# START OF Information shown

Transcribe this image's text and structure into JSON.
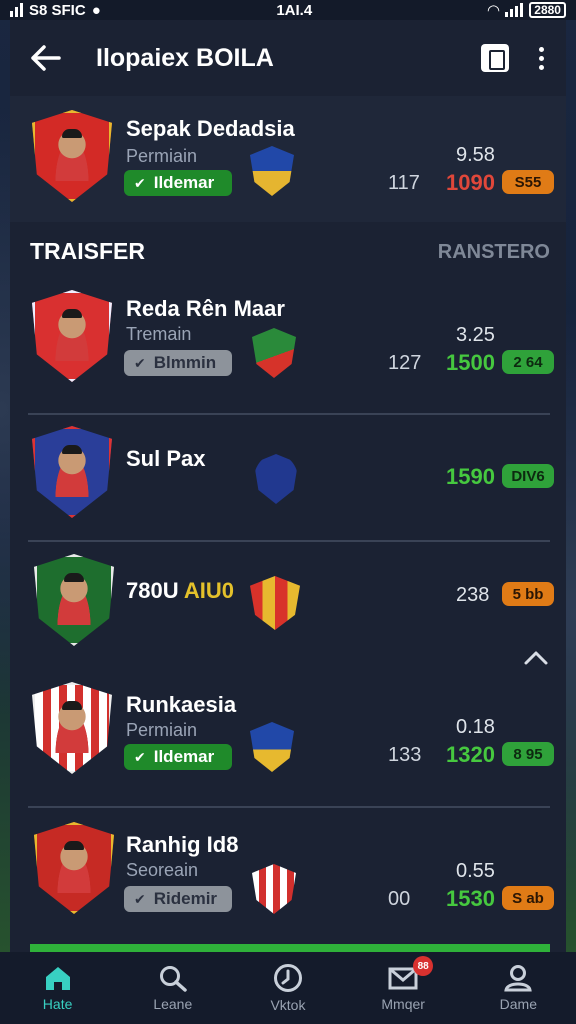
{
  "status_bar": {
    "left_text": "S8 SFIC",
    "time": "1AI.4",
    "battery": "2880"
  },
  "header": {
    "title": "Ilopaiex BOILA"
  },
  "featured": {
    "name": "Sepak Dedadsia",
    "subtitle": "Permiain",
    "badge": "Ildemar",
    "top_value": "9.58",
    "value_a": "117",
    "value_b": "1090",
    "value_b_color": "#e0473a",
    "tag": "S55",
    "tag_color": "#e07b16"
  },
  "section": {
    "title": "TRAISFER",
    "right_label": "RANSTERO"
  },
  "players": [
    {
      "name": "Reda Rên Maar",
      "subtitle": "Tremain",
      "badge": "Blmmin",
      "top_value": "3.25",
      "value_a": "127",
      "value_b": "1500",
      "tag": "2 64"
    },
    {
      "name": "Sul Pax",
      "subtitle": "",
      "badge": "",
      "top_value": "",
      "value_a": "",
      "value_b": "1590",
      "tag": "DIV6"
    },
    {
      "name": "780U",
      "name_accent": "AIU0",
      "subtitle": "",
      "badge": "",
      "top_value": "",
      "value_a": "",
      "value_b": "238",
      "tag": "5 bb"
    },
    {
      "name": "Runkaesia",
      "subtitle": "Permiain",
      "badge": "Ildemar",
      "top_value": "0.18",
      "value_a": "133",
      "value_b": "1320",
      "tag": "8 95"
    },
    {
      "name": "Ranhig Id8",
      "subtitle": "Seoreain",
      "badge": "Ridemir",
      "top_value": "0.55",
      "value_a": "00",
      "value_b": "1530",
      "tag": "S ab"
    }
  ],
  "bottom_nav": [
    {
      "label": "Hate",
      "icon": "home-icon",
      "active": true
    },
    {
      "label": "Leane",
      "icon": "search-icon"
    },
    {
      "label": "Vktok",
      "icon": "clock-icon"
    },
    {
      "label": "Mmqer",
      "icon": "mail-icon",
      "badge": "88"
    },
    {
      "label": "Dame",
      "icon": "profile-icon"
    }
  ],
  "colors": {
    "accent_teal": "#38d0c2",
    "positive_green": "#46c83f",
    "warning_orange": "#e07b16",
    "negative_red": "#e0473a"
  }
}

# END OF Information shown
# START OF Information shown

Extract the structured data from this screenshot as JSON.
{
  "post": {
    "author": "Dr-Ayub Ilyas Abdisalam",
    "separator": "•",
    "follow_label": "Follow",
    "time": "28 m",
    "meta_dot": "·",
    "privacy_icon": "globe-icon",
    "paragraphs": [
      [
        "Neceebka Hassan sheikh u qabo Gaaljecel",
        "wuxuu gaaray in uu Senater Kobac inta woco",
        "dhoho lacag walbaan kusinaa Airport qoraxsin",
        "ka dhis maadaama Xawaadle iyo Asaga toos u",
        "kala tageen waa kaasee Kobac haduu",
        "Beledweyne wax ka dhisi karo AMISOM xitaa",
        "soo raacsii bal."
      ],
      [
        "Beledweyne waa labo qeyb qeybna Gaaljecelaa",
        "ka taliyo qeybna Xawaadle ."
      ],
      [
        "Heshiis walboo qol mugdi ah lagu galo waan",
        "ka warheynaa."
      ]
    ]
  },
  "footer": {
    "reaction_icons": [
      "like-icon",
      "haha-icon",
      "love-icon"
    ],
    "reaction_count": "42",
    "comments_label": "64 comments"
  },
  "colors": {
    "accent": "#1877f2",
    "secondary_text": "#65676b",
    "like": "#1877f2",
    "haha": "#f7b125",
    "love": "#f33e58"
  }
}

# END OF Information shown
# START OF Information shown

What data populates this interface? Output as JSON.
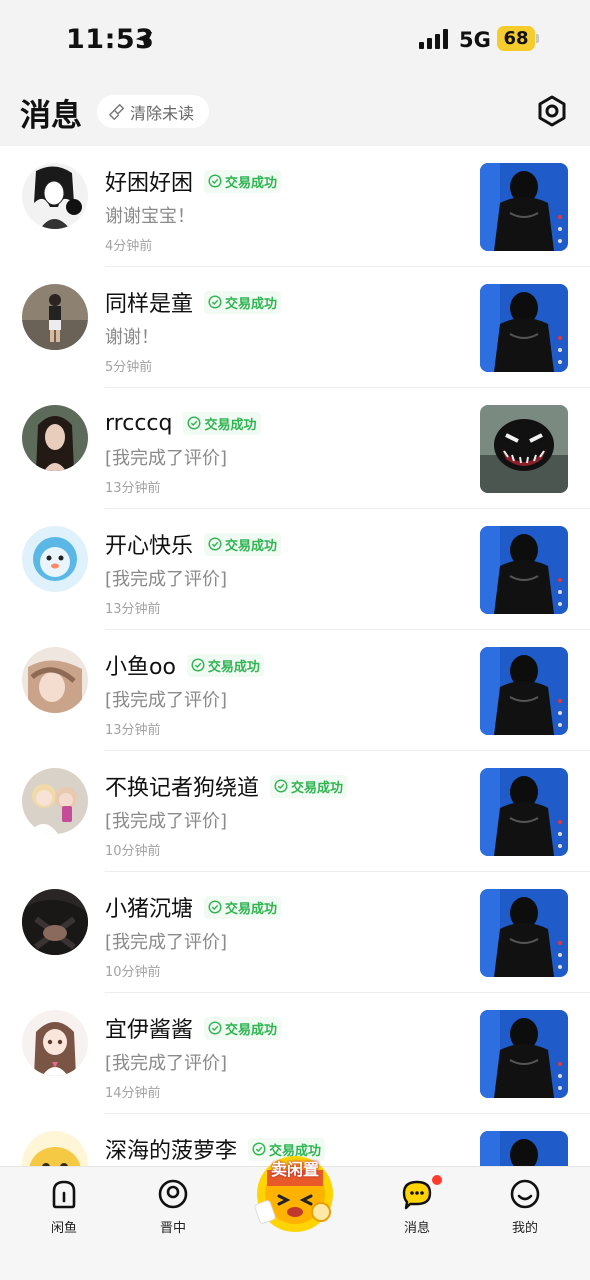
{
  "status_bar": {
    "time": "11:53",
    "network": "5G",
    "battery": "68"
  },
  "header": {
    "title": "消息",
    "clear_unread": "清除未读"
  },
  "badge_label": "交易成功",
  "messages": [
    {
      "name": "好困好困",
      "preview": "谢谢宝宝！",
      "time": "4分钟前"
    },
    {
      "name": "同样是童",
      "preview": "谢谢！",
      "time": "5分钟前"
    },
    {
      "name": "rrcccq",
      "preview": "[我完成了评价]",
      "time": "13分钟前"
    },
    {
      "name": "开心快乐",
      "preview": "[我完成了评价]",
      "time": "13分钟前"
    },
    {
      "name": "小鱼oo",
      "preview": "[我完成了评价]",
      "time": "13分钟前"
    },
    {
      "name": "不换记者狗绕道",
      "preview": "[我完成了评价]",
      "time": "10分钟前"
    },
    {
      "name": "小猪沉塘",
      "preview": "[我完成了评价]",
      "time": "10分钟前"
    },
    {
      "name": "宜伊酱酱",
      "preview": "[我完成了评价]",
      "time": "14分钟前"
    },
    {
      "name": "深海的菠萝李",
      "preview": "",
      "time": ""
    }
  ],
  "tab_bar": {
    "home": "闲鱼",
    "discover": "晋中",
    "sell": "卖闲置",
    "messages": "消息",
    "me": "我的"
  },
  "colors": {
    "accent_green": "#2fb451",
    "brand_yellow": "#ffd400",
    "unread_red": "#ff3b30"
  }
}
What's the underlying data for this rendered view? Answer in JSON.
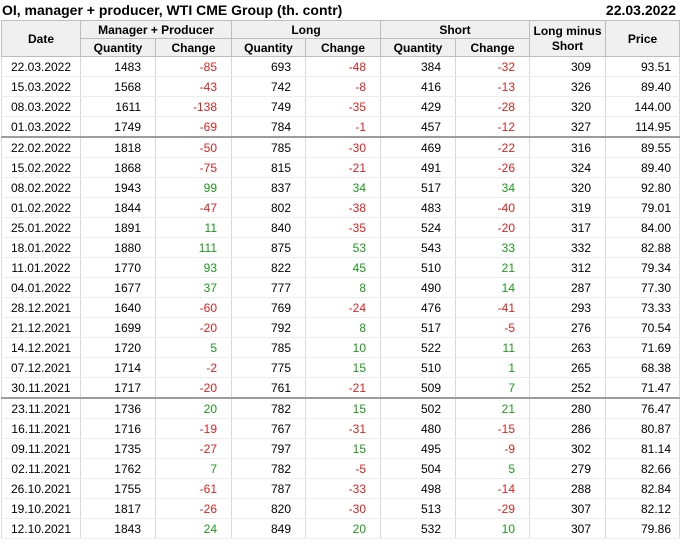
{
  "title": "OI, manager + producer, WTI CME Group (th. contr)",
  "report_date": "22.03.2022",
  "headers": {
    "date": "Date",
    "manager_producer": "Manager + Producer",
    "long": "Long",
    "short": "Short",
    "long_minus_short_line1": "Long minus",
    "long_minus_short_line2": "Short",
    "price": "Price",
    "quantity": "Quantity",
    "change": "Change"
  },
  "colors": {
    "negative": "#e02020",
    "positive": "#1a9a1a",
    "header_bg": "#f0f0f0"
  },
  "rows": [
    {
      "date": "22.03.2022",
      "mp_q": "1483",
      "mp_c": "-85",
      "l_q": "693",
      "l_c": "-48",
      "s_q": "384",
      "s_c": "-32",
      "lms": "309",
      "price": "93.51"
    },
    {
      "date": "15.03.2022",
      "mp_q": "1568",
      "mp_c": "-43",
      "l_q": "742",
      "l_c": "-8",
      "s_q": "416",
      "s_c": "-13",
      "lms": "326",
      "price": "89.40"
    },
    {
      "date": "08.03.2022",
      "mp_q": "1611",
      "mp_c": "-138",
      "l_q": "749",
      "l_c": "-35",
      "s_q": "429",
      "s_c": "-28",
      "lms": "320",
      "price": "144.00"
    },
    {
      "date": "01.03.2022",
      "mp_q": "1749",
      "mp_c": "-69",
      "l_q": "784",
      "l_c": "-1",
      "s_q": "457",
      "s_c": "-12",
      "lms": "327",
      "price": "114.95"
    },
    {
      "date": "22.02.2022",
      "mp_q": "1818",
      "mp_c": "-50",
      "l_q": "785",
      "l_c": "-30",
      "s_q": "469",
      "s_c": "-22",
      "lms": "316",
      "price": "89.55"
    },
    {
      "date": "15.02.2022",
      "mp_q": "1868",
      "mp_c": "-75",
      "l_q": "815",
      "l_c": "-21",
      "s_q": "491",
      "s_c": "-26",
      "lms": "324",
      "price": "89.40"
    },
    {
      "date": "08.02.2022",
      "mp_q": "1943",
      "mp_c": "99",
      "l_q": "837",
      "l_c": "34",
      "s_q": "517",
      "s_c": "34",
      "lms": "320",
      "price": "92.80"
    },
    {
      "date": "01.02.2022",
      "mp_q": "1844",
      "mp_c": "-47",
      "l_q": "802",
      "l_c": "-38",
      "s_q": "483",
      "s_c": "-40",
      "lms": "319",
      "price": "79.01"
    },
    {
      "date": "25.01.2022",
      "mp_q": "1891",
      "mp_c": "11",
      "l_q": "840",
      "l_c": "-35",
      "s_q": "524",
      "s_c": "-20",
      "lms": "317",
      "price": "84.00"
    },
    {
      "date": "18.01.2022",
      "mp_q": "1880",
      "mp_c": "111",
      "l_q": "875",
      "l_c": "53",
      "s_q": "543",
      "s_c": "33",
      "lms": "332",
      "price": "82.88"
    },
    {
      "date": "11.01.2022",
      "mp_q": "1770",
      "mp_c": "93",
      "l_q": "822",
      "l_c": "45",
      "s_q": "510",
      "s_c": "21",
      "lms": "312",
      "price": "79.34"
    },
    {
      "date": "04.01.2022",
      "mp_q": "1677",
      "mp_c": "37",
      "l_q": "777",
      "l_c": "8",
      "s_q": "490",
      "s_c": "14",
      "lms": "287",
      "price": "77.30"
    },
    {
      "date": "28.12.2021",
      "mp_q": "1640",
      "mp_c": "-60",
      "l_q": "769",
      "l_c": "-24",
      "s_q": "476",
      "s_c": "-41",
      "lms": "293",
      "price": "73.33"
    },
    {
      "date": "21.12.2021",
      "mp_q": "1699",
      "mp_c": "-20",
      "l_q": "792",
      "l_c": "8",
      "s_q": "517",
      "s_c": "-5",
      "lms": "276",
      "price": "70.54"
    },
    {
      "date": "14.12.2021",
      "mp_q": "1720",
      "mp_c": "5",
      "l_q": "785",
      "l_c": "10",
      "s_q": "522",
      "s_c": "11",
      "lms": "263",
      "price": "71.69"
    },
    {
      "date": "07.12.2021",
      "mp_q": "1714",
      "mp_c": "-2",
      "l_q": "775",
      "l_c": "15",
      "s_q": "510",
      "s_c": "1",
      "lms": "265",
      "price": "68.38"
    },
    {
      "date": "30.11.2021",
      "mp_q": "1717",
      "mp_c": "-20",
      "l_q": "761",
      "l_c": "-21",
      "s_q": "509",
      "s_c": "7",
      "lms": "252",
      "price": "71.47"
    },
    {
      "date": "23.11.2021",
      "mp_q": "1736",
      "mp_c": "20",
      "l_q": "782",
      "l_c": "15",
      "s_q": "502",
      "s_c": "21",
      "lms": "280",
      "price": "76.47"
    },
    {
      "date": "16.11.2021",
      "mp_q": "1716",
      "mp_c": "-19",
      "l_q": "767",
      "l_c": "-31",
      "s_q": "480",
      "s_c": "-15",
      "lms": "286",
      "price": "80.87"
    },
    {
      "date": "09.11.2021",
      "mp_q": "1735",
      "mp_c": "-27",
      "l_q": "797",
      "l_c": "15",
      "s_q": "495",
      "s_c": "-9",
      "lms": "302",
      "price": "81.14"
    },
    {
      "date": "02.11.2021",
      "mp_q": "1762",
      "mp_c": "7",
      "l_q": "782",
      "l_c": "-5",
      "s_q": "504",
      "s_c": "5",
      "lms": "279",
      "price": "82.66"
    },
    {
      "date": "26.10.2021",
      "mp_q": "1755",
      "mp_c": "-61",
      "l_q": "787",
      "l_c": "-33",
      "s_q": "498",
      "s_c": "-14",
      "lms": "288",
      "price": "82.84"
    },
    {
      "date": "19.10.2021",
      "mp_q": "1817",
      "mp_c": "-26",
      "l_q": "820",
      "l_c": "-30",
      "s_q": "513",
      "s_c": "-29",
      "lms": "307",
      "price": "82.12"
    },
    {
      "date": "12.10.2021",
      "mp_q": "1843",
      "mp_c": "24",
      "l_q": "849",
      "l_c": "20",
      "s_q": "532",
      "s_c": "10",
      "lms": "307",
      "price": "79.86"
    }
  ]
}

# END OF Information shown

--- Problem to solve ---
Select every line of the records holding the string "data".

--- Solution to the exercise ---
Extract the structured data from this screenshot as JSON.
What data populates this interface? Output as JSON.
What's the underlying data for this rendered view? Answer in JSON.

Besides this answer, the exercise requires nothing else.